» **Aim**
Wherever the word "ylabel" appears in a line, copy that line.

** START **

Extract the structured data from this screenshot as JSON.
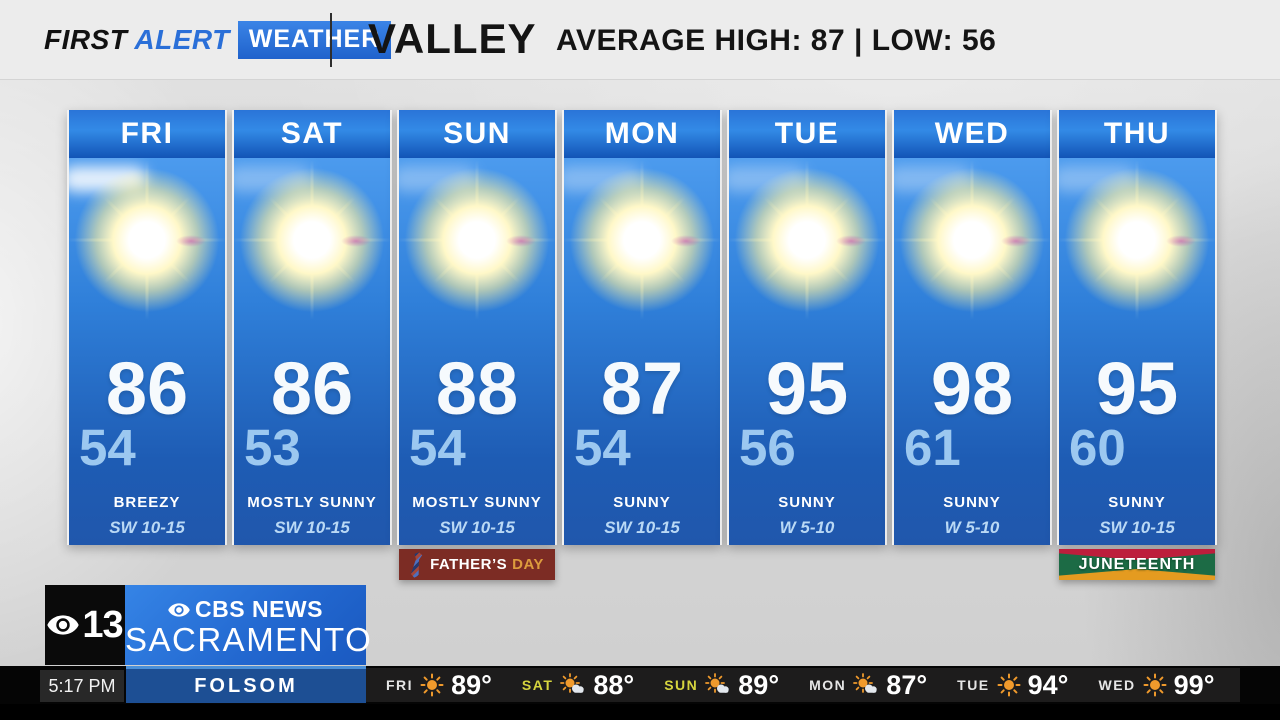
{
  "header": {
    "brand": {
      "first": "FIRST",
      "alert": "ALERT",
      "weather": "WEATHER"
    },
    "region": "VALLEY",
    "stats": "AVERAGE HIGH: 87 | LOW: 56"
  },
  "forecast": {
    "days": [
      {
        "label": "FRI",
        "high": "86",
        "low": "54",
        "condition": "BREEZY",
        "wind": "SW 10-15",
        "icon": "sunny",
        "cloud": "strong"
      },
      {
        "label": "SAT",
        "high": "86",
        "low": "53",
        "condition": "MOSTLY SUNNY",
        "wind": "SW 10-15",
        "icon": "sunny",
        "cloud": "faint"
      },
      {
        "label": "SUN",
        "high": "88",
        "low": "54",
        "condition": "MOSTLY SUNNY",
        "wind": "SW 10-15",
        "icon": "sunny",
        "cloud": "faint",
        "badge": {
          "type": "fathers-day",
          "text": "FATHER’S",
          "accent": "DAY"
        }
      },
      {
        "label": "MON",
        "high": "87",
        "low": "54",
        "condition": "SUNNY",
        "wind": "SW 10-15",
        "icon": "sunny",
        "cloud": "faint"
      },
      {
        "label": "TUE",
        "high": "95",
        "low": "56",
        "condition": "SUNNY",
        "wind": "W 5-10",
        "icon": "sunny",
        "cloud": "faint"
      },
      {
        "label": "WED",
        "high": "98",
        "low": "61",
        "condition": "SUNNY",
        "wind": "W 5-10",
        "icon": "sunny",
        "cloud": "faint"
      },
      {
        "label": "THU",
        "high": "95",
        "low": "60",
        "condition": "SUNNY",
        "wind": "SW 10-15",
        "icon": "sunny",
        "cloud": "faint",
        "badge": {
          "type": "juneteenth",
          "text": "JUNETEENTH",
          "accent": ""
        }
      }
    ]
  },
  "station": {
    "channel": "13",
    "network": "CBS NEWS",
    "city": "SACRAMENTO",
    "eye_icon": "cbs-eye-icon"
  },
  "lower_bar": {
    "time": "5:17 PM",
    "location": "FOLSOM",
    "ticker": [
      {
        "day": "FRI",
        "temp": "89°",
        "icon": "sun",
        "highlight": false
      },
      {
        "day": "SAT",
        "temp": "88°",
        "icon": "sun-cloud",
        "highlight": true
      },
      {
        "day": "SUN",
        "temp": "89°",
        "icon": "sun-cloud",
        "highlight": true
      },
      {
        "day": "MON",
        "temp": "87°",
        "icon": "sun-cloud",
        "highlight": false
      },
      {
        "day": "TUE",
        "temp": "94°",
        "icon": "sun",
        "highlight": false
      },
      {
        "day": "WED",
        "temp": "99°",
        "icon": "sun",
        "highlight": false
      }
    ]
  },
  "colors": {
    "brand_blue": "#2a6fd8",
    "column_header_blue": "#1254b6",
    "sky_blue": "#2f7fd9",
    "low_temp_blue": "#9cc8f0",
    "fathers_day_maroon": "#7c2c24",
    "fathers_day_gold": "#dd9c3d",
    "juneteenth_green": "#1c6b45",
    "juneteenth_red": "#bd1e3c",
    "juneteenth_amber": "#e49b20",
    "folsom_bar_blue": "#1d4f94",
    "ticker_weekend_yellow": "#d6d53e",
    "ticker_sun_orange": "#f09a2c"
  }
}
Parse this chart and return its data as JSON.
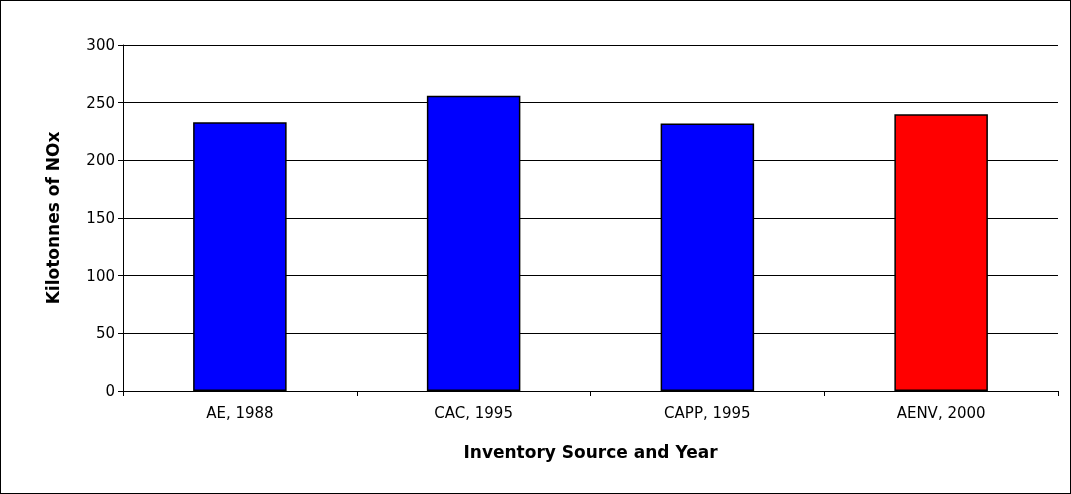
{
  "chart_data": {
    "type": "bar",
    "xlabel": "Inventory Source and Year",
    "ylabel": "Kilotonnes of NOx",
    "categories": [
      "AE, 1988",
      "CAC, 1995",
      "CAPP, 1995",
      "AENV, 2000"
    ],
    "values": [
      233,
      256,
      232,
      240
    ],
    "colors": [
      "#0000ff",
      "#0000ff",
      "#0000ff",
      "#ff0000"
    ],
    "ylim": [
      0,
      300
    ],
    "yticks": [
      0,
      50,
      100,
      150,
      200,
      250,
      300
    ],
    "grid": "y"
  }
}
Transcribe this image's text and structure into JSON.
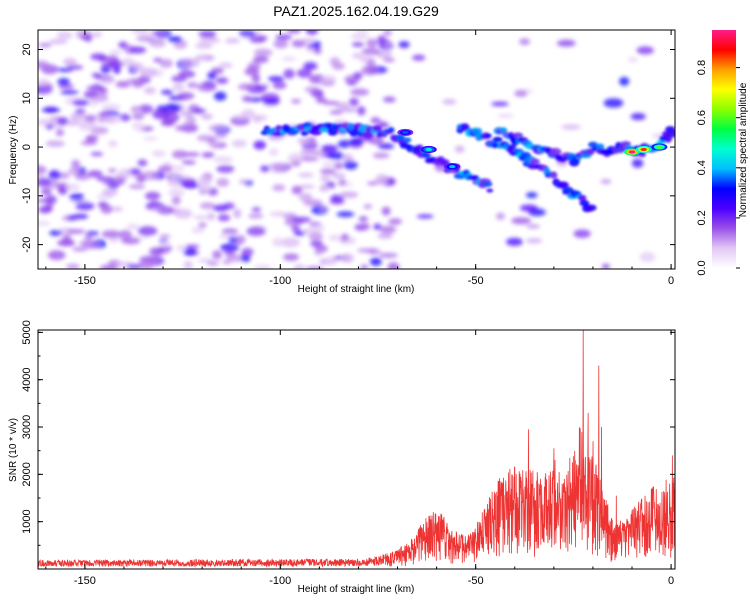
{
  "chart_data": [
    {
      "type": "heatmap",
      "title": "PAZ1.2025.162.04.19.G29",
      "xlabel": "Height of straight line (km)",
      "ylabel": "Frequency (Hz)",
      "xlim": [
        -162,
        1
      ],
      "ylim": [
        -25,
        24
      ],
      "xticks": [
        -150,
        -100,
        -50,
        0
      ],
      "yticks": [
        -20,
        -10,
        0,
        10,
        20
      ],
      "colorbar": {
        "label": "Normalized spectral amplitude",
        "range": [
          0.0,
          0.95
        ],
        "ticks": [
          "0.0",
          "0.2",
          "0.4",
          "0.6",
          "0.8"
        ],
        "colors": [
          "#ffffff",
          "#e2c8f5",
          "#9a50e8",
          "#4b00ff",
          "#0000ff",
          "#00bfff",
          "#00ffd0",
          "#00ff40",
          "#8cff00",
          "#ffff00",
          "#ffa000",
          "#ff0000",
          "#ff1c8a"
        ]
      },
      "ridge": {
        "segments": [
          {
            "x": [
              -104,
              -95,
              -88,
              -80,
              -72,
              -66,
              -60,
              -55,
              -50,
              -46
            ],
            "y": [
              3.5,
              3.5,
              4,
              3.5,
              3,
              0,
              -3,
              -5,
              -6.5,
              -8.5
            ]
          },
          {
            "x": [
              -54,
              -50,
              -45,
              -40,
              -36,
              -32,
              -28,
              -24,
              -20
            ],
            "y": [
              4,
              3,
              1,
              -1,
              -3,
              -5,
              -8,
              -10,
              -13
            ]
          },
          {
            "x": [
              -44,
              -40,
              -36,
              -32,
              -28,
              -24,
              -20,
              -16,
              -12,
              -8,
              -4,
              0,
              1
            ],
            "y": [
              4,
              2,
              0,
              -1,
              -2,
              -3,
              0,
              -1,
              0,
              -1,
              0,
              3,
              4
            ]
          }
        ],
        "peaks": [
          {
            "x": -10,
            "y": -1,
            "amplitude": 0.95
          },
          {
            "x": -7,
            "y": -0.5,
            "amplitude": 0.85
          },
          {
            "x": -3,
            "y": 0,
            "amplitude": 0.6
          },
          {
            "x": -62,
            "y": -0.5,
            "amplitude": 0.45
          },
          {
            "x": -56,
            "y": -4,
            "amplitude": 0.4
          },
          {
            "x": -68,
            "y": 3,
            "amplitude": 0.35
          }
        ],
        "background_amplitude": 0.15
      }
    },
    {
      "type": "line",
      "title": "",
      "xlabel": "Height of straight line (km)",
      "ylabel": "SNR (10 * v/v)",
      "xlim": [
        -162,
        1
      ],
      "ylim": [
        0,
        5050
      ],
      "xticks": [
        -150,
        -100,
        -50,
        0
      ],
      "yticks": [
        1000,
        2000,
        3000,
        4000,
        5000
      ],
      "series": [
        {
          "color": "#ee3333",
          "envelope": {
            "x": [
              -162,
              -120,
              -80,
              -75,
              -70,
              -66,
              -63,
              -60,
              -56,
              -52,
              -50,
              -48,
              -45,
              -42,
              -39,
              -36,
              -33,
              -30,
              -28,
              -25,
              -23,
              -21,
              -19,
              -17,
              -15,
              -12,
              -9,
              -6,
              -3,
              -1,
              0,
              1
            ],
            "y": [
              140,
              150,
              160,
              200,
              300,
              500,
              800,
              950,
              600,
              500,
              650,
              900,
              1300,
              1500,
              1600,
              1500,
              1500,
              1700,
              1500,
              1800,
              2300,
              1800,
              1600,
              1100,
              800,
              700,
              1000,
              1200,
              1300,
              1400,
              1450,
              1400
            ]
          },
          "spikes": [
            {
              "x": -36.5,
              "y": 2950
            },
            {
              "x": -30,
              "y": 2550
            },
            {
              "x": -24.5,
              "y": 2300
            },
            {
              "x": -22.5,
              "y": 5050
            },
            {
              "x": -21.2,
              "y": 3300
            },
            {
              "x": -20,
              "y": 2700
            },
            {
              "x": -18.5,
              "y": 4300
            },
            {
              "x": -17.8,
              "y": 3000
            },
            {
              "x": -14,
              "y": 1550
            },
            {
              "x": 0.3,
              "y": 2400
            }
          ]
        }
      ]
    }
  ]
}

** END **

» **Result of this task**
    "ylabel": "Kilotonnes of NOx",
      "ylabel": "Frequency (Hz)",
      "ylabel": "SNR (10 * v/v)",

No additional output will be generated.